Data entries for graphics
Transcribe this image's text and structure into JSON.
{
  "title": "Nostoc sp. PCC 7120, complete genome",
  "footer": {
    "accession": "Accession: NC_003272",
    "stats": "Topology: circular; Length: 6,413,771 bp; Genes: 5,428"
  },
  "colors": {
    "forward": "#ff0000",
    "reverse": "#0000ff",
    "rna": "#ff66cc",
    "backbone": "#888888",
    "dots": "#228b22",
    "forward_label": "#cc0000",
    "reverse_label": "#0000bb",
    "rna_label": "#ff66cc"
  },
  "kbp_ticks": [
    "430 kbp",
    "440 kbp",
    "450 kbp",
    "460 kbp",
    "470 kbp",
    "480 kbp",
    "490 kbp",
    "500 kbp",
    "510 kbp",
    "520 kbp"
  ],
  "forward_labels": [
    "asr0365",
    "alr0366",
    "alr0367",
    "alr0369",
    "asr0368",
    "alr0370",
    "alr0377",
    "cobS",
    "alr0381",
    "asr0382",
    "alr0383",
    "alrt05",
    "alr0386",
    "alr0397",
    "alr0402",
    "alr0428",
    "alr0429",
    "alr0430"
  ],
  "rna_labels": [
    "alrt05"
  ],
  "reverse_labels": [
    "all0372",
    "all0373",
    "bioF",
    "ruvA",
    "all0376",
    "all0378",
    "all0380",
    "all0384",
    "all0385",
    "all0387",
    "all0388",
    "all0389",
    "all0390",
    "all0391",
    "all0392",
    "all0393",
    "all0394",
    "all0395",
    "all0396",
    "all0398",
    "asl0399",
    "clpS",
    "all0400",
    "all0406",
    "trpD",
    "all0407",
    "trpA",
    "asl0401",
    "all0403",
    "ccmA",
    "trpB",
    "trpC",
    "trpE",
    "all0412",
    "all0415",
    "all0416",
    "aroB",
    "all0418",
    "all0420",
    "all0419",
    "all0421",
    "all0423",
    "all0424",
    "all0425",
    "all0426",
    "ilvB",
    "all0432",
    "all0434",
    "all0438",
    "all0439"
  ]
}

→ To do: Once you have read the records, output each one exactly as written.

→ Task answer:
Transcribe this image's text and structure into JSON.
{
  "title": "Nostoc sp. PCC 7120, complete genome",
  "footer": {
    "accession": "Accession: NC_003272",
    "stats": "Topology: circular; Length: 6,413,771 bp; Genes: 5,428"
  },
  "colors": {
    "forward": "#ff0000",
    "reverse": "#0000ff",
    "rna": "#ff66cc",
    "backbone": "#888888",
    "dots": "#228b22",
    "forward_label": "#cc0000",
    "reverse_label": "#0000bb",
    "rna_label": "#ff66cc"
  },
  "kbp_ticks": [
    "430 kbp",
    "440 kbp",
    "450 kbp",
    "460 kbp",
    "470 kbp",
    "480 kbp",
    "490 kbp",
    "500 kbp",
    "510 kbp",
    "520 kbp"
  ],
  "forward_labels": [
    "asr0365",
    "alr0366",
    "alr0367",
    "alr0369",
    "asr0368",
    "alr0370",
    "alr0377",
    "cobS",
    "alr0381",
    "asr0382",
    "alr0383",
    "alrt05",
    "alr0386",
    "alr0397",
    "alr0402",
    "alr0428",
    "alr0429",
    "alr0430"
  ],
  "rna_labels": [
    "alrt05"
  ],
  "reverse_labels": [
    "all0372",
    "all0373",
    "bioF",
    "ruvA",
    "all0376",
    "all0378",
    "all0380",
    "all0384",
    "all0385",
    "all0387",
    "all0388",
    "all0389",
    "all0390",
    "all0391",
    "all0392",
    "all0393",
    "all0394",
    "all0395",
    "all0396",
    "all0398",
    "asl0399",
    "clpS",
    "all0400",
    "all0406",
    "trpD",
    "all0407",
    "trpA",
    "asl0401",
    "all0403",
    "ccmA",
    "trpB",
    "trpC",
    "trpE",
    "all0412",
    "all0415",
    "all0416",
    "aroB",
    "all0418",
    "all0420",
    "all0419",
    "all0421",
    "all0423",
    "all0424",
    "all0425",
    "all0426",
    "ilvB",
    "all0432",
    "all0434",
    "all0438",
    "all0439"
  ]
}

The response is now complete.